(Collected data entries)
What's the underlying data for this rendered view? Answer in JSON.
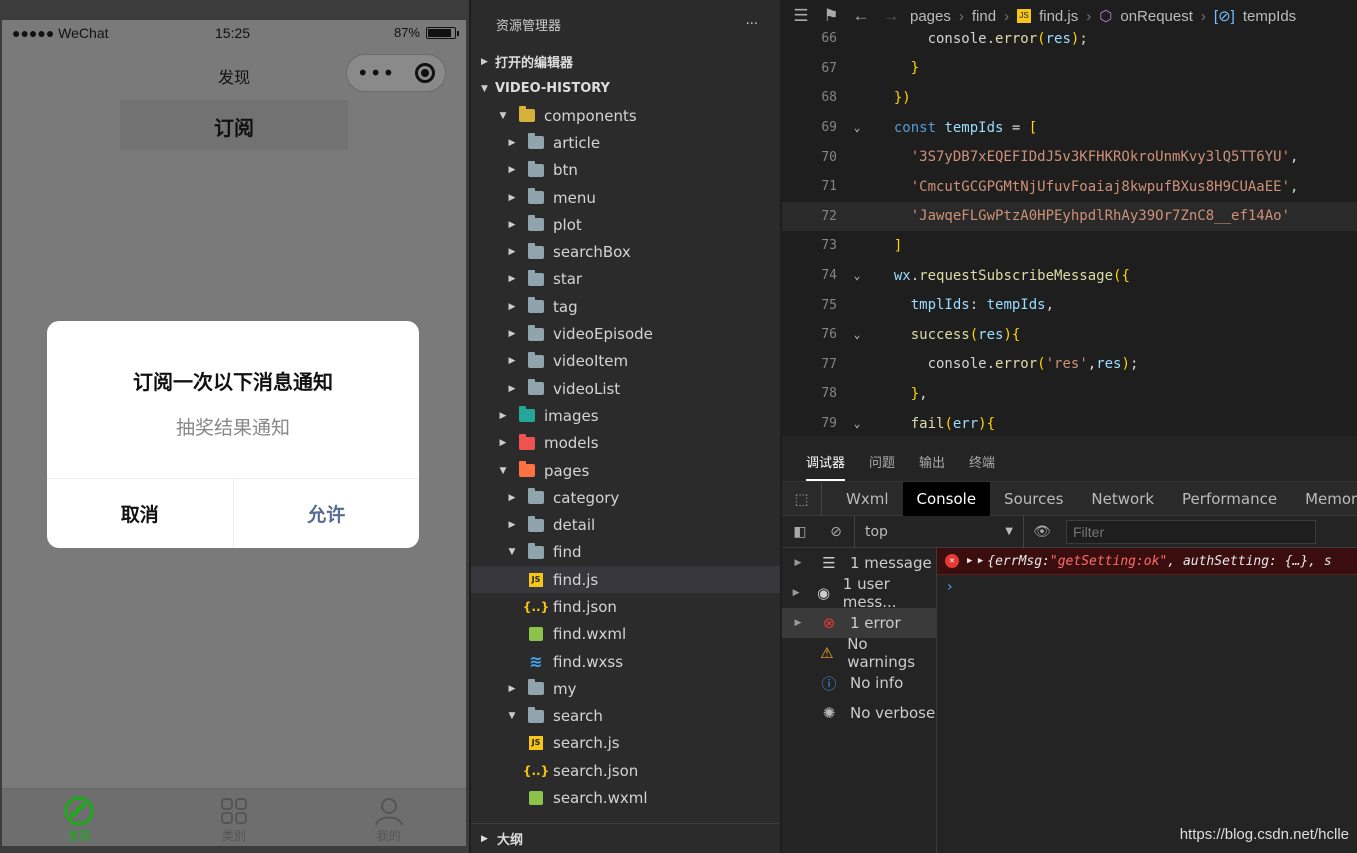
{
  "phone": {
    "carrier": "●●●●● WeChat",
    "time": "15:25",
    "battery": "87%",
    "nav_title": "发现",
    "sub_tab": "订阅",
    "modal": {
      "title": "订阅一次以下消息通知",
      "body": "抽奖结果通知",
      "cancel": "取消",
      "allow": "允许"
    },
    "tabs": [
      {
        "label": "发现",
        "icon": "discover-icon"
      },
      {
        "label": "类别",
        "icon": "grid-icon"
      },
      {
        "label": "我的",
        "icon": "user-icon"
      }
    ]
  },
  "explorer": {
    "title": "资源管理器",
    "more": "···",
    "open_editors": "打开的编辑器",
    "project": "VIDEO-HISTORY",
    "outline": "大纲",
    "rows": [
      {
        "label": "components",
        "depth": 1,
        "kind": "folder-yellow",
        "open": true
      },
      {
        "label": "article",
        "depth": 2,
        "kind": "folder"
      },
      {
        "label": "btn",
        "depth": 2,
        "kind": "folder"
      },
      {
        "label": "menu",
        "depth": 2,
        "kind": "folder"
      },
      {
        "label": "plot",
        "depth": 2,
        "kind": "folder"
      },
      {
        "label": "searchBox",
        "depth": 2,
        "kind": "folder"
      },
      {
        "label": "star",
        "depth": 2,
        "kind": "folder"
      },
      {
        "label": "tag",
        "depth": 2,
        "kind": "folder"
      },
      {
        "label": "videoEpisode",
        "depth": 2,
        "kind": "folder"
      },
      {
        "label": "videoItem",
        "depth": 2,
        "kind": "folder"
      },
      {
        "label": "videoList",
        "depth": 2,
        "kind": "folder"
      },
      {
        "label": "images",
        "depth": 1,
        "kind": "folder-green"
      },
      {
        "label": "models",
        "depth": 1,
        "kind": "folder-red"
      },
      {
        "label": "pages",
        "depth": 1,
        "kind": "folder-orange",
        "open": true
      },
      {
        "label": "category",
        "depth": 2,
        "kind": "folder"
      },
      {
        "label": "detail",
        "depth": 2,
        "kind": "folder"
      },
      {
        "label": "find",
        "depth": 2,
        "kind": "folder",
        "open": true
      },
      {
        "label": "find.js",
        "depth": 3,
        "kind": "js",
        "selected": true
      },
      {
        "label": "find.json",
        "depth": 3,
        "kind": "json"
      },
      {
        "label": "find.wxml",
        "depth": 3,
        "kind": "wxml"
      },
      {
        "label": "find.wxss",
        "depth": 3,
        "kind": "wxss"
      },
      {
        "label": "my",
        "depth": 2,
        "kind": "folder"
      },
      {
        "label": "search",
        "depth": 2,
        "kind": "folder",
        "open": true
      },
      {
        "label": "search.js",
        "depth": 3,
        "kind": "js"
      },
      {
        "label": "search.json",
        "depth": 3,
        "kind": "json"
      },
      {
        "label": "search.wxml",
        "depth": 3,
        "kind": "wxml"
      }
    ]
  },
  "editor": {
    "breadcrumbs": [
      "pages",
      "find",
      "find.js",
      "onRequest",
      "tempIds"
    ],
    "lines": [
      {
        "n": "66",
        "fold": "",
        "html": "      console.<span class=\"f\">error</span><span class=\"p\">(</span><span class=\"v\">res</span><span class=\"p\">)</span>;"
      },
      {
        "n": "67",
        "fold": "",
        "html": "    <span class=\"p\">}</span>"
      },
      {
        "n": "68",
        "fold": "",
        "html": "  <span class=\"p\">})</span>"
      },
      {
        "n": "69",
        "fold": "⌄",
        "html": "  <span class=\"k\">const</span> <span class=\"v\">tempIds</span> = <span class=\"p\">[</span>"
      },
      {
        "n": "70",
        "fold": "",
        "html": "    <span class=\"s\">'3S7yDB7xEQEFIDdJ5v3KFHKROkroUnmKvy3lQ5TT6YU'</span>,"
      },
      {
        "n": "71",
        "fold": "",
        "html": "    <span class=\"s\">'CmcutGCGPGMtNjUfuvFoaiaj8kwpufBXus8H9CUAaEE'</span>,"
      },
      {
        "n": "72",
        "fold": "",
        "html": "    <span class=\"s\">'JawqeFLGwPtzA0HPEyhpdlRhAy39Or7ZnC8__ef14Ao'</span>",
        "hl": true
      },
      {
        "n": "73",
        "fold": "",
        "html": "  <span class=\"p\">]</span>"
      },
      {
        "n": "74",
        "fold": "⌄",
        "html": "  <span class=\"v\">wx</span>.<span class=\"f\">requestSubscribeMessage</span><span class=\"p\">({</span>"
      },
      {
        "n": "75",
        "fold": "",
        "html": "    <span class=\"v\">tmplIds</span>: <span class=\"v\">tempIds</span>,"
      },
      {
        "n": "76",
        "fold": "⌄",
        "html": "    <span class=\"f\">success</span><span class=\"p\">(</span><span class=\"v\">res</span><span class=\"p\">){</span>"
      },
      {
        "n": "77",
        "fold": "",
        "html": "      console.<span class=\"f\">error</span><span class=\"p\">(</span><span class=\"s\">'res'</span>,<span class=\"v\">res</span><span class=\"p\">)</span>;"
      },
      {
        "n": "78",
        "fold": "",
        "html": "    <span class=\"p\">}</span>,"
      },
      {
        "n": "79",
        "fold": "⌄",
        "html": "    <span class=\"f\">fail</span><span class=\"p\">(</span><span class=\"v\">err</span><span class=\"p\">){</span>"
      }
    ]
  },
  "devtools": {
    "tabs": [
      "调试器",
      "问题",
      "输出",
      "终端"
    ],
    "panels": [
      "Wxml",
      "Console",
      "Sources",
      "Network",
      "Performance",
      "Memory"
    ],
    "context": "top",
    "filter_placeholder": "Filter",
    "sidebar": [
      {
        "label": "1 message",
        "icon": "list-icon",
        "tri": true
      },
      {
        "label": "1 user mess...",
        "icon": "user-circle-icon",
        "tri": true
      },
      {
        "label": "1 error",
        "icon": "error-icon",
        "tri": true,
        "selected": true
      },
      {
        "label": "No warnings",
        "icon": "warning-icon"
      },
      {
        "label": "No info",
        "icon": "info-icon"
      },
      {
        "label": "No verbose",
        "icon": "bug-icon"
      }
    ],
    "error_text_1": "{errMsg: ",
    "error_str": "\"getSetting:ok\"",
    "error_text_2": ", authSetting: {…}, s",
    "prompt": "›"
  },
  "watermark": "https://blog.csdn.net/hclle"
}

* **Exercise details**:
From the entries above, select each line containing the string "tempIds".

* **The result**:
      "tempIds"
        "html": "  <span class=\"k\">const</span> <span class=\"v\">tempIds</span> = <span class=\"p\">[</span>"
        "html": "    <span class=\"v\">tmplIds</span>: <span class=\"v\">tempIds</span>,"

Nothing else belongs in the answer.